§ WORK TO COMPLETE
Extract the full listing verbatim and drop any pictures from your copy.

§ INPUT
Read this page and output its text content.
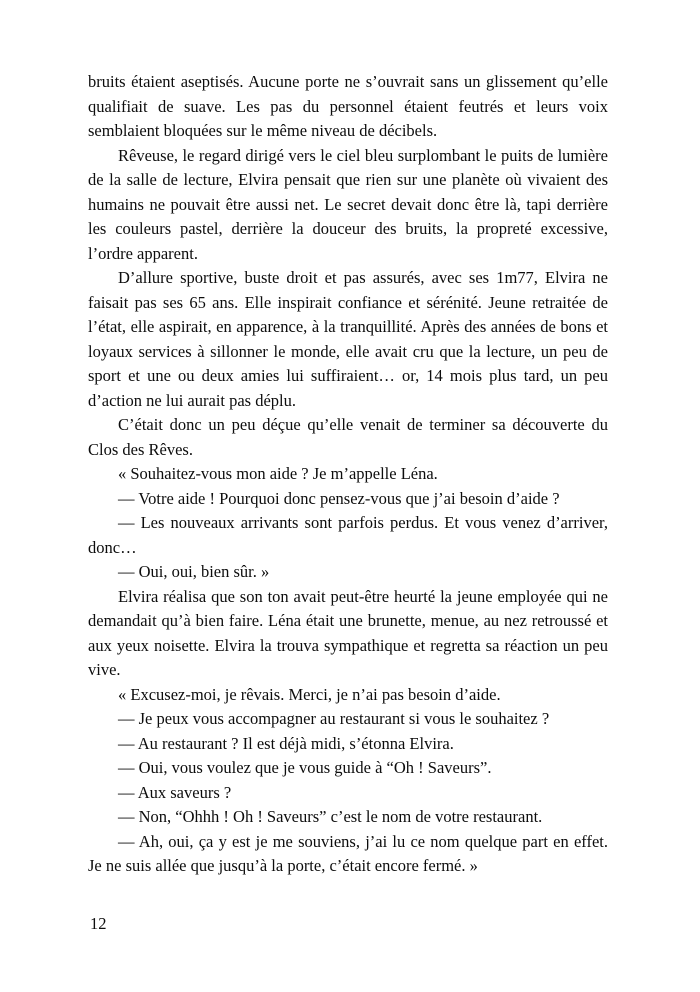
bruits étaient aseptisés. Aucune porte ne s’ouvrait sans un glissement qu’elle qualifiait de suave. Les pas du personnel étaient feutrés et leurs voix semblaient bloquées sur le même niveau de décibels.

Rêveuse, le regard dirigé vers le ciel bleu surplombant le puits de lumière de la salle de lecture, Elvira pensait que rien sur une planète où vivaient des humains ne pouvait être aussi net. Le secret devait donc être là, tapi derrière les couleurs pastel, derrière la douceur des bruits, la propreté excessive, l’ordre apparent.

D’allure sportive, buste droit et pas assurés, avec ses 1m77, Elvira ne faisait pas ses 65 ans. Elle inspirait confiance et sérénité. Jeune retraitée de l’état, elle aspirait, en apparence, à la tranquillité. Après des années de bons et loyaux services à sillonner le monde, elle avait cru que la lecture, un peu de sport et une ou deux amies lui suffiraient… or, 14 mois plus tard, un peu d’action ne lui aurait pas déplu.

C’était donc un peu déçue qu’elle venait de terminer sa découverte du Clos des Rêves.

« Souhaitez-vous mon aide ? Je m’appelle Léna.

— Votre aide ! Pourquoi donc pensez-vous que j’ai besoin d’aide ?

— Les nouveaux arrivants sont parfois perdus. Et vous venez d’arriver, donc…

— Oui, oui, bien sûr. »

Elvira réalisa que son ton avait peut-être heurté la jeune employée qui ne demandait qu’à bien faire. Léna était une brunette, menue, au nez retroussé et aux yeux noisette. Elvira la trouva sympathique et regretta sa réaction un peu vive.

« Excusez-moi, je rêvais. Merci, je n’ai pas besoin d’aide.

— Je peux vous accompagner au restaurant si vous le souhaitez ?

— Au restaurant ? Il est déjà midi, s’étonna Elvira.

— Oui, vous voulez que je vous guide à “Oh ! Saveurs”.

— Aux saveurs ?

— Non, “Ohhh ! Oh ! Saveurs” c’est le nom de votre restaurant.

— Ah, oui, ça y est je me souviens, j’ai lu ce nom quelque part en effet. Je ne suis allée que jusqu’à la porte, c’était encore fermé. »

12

§ EXERCISE ANSWER
Read this page and output its text content.
bruits étaient aseptisés. Aucune porte ne s’ouvrait sans un glissement qu’elle qualifiait de suave. Les pas du personnel étaient feutrés et leurs voix semblaient bloquées sur le même niveau de décibels.

Rêveuse, le regard dirigé vers le ciel bleu surplombant le puits de lumière de la salle de lecture, Elvira pensait que rien sur une planète où vivaient des humains ne pouvait être aussi net. Le secret devait donc être là, tapi derrière les couleurs pastel, derrière la douceur des bruits, la propreté excessive, l’ordre apparent.

D’allure sportive, buste droit et pas assurés, avec ses 1m77, Elvira ne faisait pas ses 65 ans. Elle inspirait confiance et sérénité. Jeune retraitée de l’état, elle aspirait, en apparence, à la tranquillité. Après des années de bons et loyaux services à sillonner le monde, elle avait cru que la lecture, un peu de sport et une ou deux amies lui suffiraient… or, 14 mois plus tard, un peu d’action ne lui aurait pas déplu.

C’était donc un peu déçue qu’elle venait de terminer sa découverte du Clos des Rêves.

« Souhaitez-vous mon aide ? Je m’appelle Léna.

— Votre aide ! Pourquoi donc pensez-vous que j’ai besoin d’aide ?

— Les nouveaux arrivants sont parfois perdus. Et vous venez d’arriver, donc…

— Oui, oui, bien sûr. »

Elvira réalisa que son ton avait peut-être heurté la jeune employée qui ne demandait qu’à bien faire. Léna était une brunette, menue, au nez retroussé et aux yeux noisette. Elvira la trouva sympathique et regretta sa réaction un peu vive.

« Excusez-moi, je rêvais. Merci, je n’ai pas besoin d’aide.

— Je peux vous accompagner au restaurant si vous le souhaitez ?

— Au restaurant ? Il est déjà midi, s’étonna Elvira.

— Oui, vous voulez que je vous guide à “Oh ! Saveurs”.

— Aux saveurs ?

— Non, “Ohhh ! Oh ! Saveurs” c’est le nom de votre restaurant.

— Ah, oui, ça y est je me souviens, j’ai lu ce nom quelque part en effet. Je ne suis allée que jusqu’à la porte, c’était encore fermé. »

12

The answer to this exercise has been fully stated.